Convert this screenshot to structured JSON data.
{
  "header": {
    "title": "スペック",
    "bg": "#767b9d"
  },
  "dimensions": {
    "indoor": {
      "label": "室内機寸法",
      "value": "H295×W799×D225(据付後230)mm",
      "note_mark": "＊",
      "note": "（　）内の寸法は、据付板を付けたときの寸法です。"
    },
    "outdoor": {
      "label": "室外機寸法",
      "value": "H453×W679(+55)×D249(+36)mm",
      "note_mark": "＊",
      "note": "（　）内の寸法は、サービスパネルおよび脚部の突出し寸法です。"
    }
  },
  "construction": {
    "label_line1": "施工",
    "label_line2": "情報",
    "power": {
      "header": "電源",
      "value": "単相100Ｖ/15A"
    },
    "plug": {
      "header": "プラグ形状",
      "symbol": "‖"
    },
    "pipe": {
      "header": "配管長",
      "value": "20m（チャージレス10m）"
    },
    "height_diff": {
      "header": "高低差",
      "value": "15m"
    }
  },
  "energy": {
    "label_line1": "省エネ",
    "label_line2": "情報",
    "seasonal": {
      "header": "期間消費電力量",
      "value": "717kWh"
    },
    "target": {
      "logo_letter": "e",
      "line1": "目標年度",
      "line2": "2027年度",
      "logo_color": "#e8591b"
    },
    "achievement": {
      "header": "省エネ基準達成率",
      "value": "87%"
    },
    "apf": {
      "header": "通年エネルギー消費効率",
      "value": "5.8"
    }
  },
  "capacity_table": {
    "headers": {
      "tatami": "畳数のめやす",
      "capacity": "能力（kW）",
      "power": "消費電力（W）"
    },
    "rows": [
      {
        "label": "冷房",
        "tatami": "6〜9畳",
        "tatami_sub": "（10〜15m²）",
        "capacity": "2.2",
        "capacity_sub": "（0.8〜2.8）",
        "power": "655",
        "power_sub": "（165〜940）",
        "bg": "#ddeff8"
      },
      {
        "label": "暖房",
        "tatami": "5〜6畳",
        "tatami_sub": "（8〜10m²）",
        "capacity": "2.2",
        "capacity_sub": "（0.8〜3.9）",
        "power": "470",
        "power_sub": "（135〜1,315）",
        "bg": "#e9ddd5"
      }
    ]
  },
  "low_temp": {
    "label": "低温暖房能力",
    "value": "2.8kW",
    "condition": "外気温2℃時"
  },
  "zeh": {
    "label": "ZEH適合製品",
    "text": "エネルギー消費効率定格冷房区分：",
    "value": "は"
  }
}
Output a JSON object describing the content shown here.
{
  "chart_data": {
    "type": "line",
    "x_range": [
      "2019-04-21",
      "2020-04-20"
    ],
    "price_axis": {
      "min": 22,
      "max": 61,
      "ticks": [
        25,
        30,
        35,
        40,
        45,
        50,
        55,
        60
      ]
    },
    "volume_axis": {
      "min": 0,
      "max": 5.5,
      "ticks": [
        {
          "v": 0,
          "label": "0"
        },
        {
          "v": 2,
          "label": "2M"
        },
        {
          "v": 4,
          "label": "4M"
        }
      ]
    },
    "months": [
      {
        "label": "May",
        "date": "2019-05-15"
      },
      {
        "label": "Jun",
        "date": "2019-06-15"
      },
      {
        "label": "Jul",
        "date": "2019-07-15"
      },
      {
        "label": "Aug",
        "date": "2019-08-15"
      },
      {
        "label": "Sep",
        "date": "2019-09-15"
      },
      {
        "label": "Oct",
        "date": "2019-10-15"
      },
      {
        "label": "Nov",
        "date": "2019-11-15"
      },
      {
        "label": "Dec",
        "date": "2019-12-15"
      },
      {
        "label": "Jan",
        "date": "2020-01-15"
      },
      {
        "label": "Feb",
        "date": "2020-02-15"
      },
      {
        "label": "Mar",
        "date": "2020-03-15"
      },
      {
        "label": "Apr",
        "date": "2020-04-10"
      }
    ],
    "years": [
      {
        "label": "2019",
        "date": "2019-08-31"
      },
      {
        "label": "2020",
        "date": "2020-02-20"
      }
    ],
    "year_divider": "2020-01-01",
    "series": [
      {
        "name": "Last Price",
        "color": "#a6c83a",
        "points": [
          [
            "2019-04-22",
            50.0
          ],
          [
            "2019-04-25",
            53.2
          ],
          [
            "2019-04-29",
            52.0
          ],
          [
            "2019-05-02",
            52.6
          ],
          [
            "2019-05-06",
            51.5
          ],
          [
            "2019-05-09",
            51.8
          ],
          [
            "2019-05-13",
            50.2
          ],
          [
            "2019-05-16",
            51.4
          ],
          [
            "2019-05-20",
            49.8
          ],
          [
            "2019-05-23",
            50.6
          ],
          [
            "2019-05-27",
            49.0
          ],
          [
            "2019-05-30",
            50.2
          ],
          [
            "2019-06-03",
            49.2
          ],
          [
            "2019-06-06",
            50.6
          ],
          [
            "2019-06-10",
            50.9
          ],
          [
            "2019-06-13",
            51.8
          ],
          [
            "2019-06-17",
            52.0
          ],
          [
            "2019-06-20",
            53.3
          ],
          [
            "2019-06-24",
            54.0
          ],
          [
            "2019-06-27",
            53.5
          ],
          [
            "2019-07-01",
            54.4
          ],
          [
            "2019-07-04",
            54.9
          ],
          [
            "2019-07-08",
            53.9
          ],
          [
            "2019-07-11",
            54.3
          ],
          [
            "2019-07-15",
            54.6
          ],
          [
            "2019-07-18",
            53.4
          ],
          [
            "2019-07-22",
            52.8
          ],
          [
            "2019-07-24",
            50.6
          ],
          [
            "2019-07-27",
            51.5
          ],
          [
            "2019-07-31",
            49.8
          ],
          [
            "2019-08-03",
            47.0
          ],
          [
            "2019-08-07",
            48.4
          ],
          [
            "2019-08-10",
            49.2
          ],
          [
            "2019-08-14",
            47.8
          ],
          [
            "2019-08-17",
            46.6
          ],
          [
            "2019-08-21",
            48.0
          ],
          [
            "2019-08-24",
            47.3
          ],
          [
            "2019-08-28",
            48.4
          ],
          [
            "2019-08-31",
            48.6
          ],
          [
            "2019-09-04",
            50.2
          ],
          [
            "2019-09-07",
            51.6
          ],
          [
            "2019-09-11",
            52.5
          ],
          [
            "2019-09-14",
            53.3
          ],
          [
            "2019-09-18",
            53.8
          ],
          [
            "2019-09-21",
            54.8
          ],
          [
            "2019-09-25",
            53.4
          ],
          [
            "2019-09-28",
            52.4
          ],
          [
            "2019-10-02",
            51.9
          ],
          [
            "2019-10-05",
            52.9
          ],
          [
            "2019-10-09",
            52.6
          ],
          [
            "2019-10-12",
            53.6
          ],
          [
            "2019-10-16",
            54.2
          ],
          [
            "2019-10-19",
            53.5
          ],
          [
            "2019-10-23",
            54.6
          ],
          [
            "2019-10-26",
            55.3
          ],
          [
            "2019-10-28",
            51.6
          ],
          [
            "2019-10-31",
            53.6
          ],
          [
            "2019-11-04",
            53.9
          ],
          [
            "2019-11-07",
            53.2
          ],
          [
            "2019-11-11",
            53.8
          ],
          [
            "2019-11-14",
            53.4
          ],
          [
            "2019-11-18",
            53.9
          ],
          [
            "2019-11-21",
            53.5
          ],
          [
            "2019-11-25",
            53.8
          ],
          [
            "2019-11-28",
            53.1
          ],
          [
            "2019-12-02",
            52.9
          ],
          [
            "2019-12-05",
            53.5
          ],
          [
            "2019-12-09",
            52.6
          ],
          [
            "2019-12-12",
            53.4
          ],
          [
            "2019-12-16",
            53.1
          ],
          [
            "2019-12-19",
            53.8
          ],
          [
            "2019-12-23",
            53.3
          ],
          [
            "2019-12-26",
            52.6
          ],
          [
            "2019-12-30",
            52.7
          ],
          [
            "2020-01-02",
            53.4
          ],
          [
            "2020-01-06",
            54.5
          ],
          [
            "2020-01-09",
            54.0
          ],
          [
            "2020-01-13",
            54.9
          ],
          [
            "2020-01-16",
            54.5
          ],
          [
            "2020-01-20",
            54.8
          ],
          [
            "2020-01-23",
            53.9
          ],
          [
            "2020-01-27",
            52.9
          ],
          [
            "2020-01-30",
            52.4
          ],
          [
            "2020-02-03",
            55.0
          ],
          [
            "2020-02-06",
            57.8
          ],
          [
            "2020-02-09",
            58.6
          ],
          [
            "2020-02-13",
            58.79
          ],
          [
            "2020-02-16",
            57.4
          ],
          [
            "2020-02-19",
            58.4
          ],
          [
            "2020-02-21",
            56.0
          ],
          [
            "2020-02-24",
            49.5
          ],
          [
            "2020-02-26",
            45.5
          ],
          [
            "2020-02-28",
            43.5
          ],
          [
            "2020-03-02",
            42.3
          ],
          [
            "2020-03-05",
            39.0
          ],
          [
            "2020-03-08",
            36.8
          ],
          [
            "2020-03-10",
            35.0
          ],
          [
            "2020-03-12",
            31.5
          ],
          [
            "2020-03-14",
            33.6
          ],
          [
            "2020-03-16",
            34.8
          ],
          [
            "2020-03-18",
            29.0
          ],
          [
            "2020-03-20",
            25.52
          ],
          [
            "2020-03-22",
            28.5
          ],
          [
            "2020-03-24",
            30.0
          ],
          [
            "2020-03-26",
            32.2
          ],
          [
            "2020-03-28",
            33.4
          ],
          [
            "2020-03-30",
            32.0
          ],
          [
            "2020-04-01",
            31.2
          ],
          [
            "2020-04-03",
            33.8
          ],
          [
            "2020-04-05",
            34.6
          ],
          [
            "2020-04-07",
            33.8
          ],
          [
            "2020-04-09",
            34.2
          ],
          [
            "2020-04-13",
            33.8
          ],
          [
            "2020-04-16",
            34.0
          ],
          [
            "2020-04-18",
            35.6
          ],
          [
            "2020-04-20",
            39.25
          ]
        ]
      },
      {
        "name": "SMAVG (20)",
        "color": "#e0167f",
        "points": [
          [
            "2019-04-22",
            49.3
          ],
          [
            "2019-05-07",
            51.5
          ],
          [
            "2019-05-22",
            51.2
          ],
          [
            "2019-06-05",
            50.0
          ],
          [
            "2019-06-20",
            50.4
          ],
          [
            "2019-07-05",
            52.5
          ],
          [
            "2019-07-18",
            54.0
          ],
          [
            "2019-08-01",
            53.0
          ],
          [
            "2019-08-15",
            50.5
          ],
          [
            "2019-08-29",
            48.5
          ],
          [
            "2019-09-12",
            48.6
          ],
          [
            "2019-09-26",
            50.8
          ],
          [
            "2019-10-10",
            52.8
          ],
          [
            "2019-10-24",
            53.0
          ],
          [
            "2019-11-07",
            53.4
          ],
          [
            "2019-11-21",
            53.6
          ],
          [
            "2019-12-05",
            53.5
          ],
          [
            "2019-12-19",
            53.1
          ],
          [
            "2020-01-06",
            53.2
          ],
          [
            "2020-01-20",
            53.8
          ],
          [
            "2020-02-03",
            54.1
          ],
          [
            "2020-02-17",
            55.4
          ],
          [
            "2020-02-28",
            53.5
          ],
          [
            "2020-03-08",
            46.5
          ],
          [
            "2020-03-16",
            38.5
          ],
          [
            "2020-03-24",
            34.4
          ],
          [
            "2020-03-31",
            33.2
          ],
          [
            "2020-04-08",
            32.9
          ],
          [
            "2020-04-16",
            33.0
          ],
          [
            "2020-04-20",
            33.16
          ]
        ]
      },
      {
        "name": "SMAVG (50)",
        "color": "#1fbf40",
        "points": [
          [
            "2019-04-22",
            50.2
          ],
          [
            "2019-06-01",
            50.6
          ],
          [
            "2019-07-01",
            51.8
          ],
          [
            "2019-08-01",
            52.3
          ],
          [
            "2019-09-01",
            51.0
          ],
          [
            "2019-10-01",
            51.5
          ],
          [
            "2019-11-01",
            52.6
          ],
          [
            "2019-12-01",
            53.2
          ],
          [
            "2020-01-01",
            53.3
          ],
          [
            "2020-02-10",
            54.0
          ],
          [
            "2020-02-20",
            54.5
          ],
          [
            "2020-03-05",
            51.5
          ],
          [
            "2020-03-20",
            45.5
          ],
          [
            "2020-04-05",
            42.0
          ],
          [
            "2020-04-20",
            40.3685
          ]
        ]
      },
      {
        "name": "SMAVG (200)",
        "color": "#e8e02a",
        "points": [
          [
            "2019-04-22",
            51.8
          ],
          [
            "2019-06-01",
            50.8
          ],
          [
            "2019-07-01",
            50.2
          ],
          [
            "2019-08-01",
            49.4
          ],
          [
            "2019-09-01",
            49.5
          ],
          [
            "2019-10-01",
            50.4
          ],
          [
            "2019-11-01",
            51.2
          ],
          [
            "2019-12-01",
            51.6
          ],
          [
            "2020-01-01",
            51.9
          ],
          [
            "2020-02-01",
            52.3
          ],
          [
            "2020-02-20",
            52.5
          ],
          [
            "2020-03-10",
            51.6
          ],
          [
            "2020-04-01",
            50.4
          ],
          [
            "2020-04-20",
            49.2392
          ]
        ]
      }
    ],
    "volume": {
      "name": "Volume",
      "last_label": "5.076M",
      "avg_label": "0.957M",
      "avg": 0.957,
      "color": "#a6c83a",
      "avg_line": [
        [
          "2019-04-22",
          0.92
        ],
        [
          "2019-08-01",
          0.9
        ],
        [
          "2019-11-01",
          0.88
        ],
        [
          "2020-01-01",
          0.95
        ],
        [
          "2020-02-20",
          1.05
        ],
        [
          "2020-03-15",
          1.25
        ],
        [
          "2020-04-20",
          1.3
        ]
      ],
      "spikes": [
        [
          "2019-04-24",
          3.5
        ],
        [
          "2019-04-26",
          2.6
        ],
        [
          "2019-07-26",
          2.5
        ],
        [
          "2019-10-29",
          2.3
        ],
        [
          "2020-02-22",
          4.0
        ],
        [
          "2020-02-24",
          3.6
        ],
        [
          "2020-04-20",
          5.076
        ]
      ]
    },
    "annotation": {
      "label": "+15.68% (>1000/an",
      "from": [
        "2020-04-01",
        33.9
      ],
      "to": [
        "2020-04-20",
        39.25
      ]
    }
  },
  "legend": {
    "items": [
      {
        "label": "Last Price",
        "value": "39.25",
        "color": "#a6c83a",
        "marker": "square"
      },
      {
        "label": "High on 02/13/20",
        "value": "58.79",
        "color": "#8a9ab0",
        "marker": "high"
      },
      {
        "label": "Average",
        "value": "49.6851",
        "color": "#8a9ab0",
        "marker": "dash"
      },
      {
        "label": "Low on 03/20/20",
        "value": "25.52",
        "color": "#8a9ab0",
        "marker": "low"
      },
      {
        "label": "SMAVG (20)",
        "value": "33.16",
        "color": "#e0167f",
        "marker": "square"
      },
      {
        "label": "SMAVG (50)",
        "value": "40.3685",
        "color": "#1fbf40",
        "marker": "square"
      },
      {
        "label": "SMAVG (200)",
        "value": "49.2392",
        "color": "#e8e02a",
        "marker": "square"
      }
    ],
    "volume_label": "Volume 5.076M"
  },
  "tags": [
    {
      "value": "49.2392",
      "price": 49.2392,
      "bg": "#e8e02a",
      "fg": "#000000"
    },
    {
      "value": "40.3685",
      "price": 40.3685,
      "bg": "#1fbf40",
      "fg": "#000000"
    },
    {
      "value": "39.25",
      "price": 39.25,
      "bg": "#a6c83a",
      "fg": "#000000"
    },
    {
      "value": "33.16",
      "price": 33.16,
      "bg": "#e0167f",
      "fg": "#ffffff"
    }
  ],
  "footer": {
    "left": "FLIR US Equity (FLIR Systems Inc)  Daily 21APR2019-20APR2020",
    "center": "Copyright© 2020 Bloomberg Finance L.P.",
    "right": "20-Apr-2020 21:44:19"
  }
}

* GOAL:
Make a list of all lines in the data that contain "SMAVG".

* CORRECT RESULT:
        "name": "SMAVG (20)",
        "name": "SMAVG (50)",
        "name": "SMAVG (200)",
        "label": "SMAVG (20)",
        "label": "SMAVG (50)",
        "label": "SMAVG (200)",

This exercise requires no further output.